Request: Select and copy out every line in the records containing "JSON".

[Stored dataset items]

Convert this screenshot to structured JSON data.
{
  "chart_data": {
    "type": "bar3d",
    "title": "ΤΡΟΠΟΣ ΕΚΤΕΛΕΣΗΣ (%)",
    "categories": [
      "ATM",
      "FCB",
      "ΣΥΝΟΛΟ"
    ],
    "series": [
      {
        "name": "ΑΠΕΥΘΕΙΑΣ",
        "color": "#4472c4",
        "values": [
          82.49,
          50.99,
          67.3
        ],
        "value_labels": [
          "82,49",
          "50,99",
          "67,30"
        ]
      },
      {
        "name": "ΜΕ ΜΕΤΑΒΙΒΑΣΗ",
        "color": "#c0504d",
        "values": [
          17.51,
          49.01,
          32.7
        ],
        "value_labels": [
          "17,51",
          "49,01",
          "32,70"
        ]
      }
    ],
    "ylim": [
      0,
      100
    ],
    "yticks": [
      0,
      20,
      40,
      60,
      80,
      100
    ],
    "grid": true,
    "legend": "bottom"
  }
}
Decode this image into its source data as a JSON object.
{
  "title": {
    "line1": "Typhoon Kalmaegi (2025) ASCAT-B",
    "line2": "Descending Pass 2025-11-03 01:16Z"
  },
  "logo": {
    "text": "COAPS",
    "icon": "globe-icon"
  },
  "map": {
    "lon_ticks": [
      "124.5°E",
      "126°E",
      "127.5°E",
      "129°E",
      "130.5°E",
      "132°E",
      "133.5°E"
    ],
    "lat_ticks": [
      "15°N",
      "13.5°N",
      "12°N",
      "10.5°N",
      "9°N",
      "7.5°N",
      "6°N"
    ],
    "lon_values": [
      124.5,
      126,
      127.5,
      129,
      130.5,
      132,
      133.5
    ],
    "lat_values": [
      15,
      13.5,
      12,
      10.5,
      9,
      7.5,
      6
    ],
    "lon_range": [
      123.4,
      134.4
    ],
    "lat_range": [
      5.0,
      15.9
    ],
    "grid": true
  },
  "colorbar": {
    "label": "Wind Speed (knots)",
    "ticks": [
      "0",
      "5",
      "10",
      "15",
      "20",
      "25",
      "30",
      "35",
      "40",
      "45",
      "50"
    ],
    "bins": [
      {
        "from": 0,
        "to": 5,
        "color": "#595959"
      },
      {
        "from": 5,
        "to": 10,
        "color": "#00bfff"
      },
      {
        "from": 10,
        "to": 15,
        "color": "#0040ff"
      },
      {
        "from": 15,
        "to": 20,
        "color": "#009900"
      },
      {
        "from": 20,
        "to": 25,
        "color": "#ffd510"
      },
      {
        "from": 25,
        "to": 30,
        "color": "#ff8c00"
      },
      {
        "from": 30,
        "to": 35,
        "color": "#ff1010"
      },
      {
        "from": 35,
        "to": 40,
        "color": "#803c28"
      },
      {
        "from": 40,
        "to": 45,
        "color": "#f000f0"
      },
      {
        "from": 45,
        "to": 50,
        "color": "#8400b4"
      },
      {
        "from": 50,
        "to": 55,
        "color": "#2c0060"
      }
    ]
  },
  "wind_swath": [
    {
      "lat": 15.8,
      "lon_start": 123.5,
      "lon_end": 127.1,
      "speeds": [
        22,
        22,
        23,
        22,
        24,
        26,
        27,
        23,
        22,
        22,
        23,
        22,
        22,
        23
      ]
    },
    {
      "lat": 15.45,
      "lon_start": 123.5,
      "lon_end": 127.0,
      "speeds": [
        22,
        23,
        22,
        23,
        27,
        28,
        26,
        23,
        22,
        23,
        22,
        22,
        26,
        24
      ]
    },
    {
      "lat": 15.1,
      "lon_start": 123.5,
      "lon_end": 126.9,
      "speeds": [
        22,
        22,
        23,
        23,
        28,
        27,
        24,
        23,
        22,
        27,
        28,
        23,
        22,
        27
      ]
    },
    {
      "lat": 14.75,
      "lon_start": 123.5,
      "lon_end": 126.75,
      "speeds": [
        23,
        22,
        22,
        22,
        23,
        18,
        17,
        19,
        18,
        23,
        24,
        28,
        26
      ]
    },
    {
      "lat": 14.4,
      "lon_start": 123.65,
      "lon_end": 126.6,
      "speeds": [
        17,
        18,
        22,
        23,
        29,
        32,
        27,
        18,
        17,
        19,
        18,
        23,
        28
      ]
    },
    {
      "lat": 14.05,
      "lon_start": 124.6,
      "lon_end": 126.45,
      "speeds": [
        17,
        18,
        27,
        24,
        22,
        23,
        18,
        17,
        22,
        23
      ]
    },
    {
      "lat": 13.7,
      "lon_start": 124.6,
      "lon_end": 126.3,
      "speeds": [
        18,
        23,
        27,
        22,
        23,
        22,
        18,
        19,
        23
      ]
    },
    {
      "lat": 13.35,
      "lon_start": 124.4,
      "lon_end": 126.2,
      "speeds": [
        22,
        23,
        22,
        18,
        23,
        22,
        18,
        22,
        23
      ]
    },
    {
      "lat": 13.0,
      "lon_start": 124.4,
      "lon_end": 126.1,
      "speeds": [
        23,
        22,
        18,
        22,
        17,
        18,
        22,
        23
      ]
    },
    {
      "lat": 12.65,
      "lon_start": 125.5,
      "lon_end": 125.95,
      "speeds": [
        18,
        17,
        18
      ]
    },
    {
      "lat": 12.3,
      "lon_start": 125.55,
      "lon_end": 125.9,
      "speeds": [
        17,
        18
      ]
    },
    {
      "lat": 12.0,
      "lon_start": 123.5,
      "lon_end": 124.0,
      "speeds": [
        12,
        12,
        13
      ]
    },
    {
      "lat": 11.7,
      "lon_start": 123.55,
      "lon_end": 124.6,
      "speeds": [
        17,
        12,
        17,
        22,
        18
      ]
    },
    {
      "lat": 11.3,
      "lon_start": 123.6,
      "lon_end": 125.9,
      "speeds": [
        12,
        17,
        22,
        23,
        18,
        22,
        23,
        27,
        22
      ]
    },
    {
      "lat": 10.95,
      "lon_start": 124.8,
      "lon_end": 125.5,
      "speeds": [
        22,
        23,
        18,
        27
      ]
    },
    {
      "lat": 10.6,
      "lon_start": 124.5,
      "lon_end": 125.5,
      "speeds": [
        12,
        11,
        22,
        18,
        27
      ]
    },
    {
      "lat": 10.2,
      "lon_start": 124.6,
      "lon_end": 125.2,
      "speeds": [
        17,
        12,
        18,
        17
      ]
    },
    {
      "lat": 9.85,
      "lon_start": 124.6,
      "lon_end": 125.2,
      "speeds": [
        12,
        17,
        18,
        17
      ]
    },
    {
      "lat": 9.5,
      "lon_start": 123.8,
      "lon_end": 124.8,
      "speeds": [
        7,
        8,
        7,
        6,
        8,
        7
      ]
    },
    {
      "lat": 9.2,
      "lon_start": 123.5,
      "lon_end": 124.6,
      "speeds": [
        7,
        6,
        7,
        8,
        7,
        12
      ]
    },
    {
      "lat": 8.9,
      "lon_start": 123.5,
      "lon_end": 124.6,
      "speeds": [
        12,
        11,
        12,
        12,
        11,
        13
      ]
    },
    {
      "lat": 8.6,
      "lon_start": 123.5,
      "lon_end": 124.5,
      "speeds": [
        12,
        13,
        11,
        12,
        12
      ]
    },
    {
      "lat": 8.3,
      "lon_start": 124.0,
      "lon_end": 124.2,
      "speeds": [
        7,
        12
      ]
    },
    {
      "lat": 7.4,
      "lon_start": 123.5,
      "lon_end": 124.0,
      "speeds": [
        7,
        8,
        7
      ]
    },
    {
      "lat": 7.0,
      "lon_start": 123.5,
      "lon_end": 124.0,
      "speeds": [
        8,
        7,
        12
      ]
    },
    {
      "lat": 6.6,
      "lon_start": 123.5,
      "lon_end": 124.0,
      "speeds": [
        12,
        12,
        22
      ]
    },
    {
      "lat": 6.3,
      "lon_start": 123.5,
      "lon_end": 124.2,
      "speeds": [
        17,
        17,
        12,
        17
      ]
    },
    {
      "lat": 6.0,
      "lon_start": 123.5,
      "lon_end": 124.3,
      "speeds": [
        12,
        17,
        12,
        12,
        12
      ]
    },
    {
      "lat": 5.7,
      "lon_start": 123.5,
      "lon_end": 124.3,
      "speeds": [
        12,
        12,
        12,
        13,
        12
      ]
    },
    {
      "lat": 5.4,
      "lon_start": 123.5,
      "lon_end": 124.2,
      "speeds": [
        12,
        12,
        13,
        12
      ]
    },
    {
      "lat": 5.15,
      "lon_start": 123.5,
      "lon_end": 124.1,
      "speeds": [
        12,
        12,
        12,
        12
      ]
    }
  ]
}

Written solution:
Convert this screenshot to structured JSON data.
Decode this image into its source data as a JSON object.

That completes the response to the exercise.